--- Start Records for processing ---

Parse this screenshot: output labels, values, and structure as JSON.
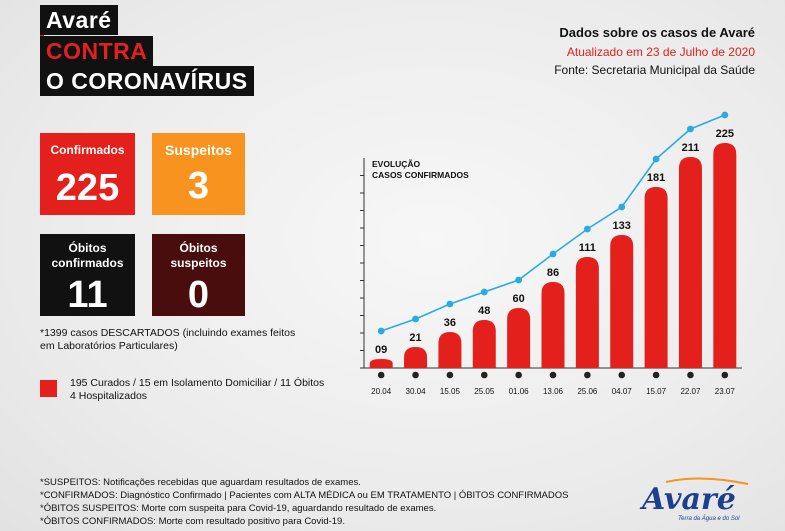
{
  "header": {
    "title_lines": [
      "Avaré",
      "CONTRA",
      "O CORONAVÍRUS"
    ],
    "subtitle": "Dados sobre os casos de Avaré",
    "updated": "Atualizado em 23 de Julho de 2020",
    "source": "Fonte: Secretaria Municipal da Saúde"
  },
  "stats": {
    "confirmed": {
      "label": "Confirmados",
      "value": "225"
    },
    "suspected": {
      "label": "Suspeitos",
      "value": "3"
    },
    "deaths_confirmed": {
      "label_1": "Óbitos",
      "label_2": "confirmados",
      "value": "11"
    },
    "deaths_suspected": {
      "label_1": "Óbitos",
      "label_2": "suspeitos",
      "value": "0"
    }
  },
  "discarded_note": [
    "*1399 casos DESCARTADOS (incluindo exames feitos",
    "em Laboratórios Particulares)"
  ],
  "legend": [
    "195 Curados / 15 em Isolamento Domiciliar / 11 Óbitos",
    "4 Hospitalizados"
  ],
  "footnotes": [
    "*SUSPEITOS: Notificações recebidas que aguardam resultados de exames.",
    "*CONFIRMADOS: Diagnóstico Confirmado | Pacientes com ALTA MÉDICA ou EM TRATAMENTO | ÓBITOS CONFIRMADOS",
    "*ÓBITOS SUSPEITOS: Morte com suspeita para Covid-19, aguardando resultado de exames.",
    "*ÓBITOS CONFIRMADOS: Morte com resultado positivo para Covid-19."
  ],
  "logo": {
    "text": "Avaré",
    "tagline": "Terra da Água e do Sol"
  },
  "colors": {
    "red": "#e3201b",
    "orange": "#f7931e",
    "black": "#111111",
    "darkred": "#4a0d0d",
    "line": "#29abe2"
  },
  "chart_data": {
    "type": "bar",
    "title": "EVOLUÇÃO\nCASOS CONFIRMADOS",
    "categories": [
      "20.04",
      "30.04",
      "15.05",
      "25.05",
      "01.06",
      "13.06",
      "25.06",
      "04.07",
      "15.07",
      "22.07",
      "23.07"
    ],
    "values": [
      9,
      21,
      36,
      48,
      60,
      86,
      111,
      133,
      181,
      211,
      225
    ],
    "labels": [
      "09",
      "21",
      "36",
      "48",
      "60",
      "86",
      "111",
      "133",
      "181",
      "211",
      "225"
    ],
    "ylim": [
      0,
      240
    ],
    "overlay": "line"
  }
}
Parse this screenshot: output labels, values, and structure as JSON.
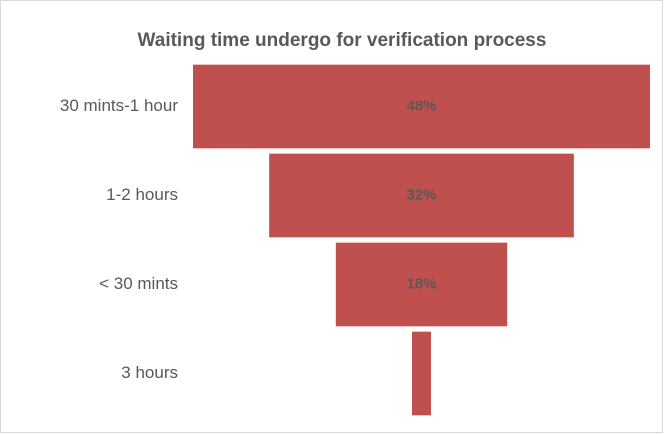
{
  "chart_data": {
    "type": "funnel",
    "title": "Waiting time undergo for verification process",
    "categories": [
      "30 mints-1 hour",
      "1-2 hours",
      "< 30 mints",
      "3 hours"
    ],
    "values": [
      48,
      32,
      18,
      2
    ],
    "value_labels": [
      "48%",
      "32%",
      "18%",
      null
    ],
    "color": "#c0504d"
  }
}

--- End Records for processing ---

— Instructions to follow —
Each record should be quoted exactly, with the images omitted.

— Finished answer —
Parse this screenshot: output labels, values, and structure as JSON.
{
  "header": {
    "title_lines": [
      "Avaré",
      "CONTRA",
      "O CORONAVÍRUS"
    ],
    "subtitle": "Dados sobre os casos de Avaré",
    "updated": "Atualizado em 23 de Julho de 2020",
    "source": "Fonte: Secretaria Municipal da Saúde"
  },
  "stats": {
    "confirmed": {
      "label": "Confirmados",
      "value": "225"
    },
    "suspected": {
      "label": "Suspeitos",
      "value": "3"
    },
    "deaths_confirmed": {
      "label_1": "Óbitos",
      "label_2": "confirmados",
      "value": "11"
    },
    "deaths_suspected": {
      "label_1": "Óbitos",
      "label_2": "suspeitos",
      "value": "0"
    }
  },
  "discarded_note": [
    "*1399 casos DESCARTADOS (incluindo exames feitos",
    "em Laboratórios Particulares)"
  ],
  "legend": [
    "195 Curados / 15 em Isolamento Domiciliar / 11 Óbitos",
    "4 Hospitalizados"
  ],
  "footnotes": [
    "*SUSPEITOS: Notificações recebidas que aguardam resultados de exames.",
    "*CONFIRMADOS: Diagnóstico Confirmado | Pacientes com ALTA MÉDICA ou EM TRATAMENTO | ÓBITOS CONFIRMADOS",
    "*ÓBITOS SUSPEITOS: Morte com suspeita para Covid-19, aguardando resultado de exames.",
    "*ÓBITOS CONFIRMADOS: Morte com resultado positivo para Covid-19."
  ],
  "logo": {
    "text": "Avaré",
    "tagline": "Terra da Água e do Sol"
  },
  "colors": {
    "red": "#e3201b",
    "orange": "#f7931e",
    "black": "#111111",
    "darkred": "#4a0d0d",
    "line": "#29abe2"
  },
  "chart_data": {
    "type": "bar",
    "title": "EVOLUÇÃO\nCASOS CONFIRMADOS",
    "categories": [
      "20.04",
      "30.04",
      "15.05",
      "25.05",
      "01.06",
      "13.06",
      "25.06",
      "04.07",
      "15.07",
      "22.07",
      "23.07"
    ],
    "values": [
      9,
      21,
      36,
      48,
      60,
      86,
      111,
      133,
      181,
      211,
      225
    ],
    "labels": [
      "09",
      "21",
      "36",
      "48",
      "60",
      "86",
      "111",
      "133",
      "181",
      "211",
      "225"
    ],
    "ylim": [
      0,
      240
    ],
    "overlay": "line"
  }
}
Parse this screenshot: output labels, values, and structure as JSON.
{
  "chart_data": {
    "type": "funnel",
    "title": "Waiting time undergo for verification process",
    "categories": [
      "30 mints-1 hour",
      "1-2 hours",
      "< 30 mints",
      "3 hours"
    ],
    "values": [
      48,
      32,
      18,
      2
    ],
    "value_labels": [
      "48%",
      "32%",
      "18%",
      null
    ],
    "color": "#c0504d"
  }
}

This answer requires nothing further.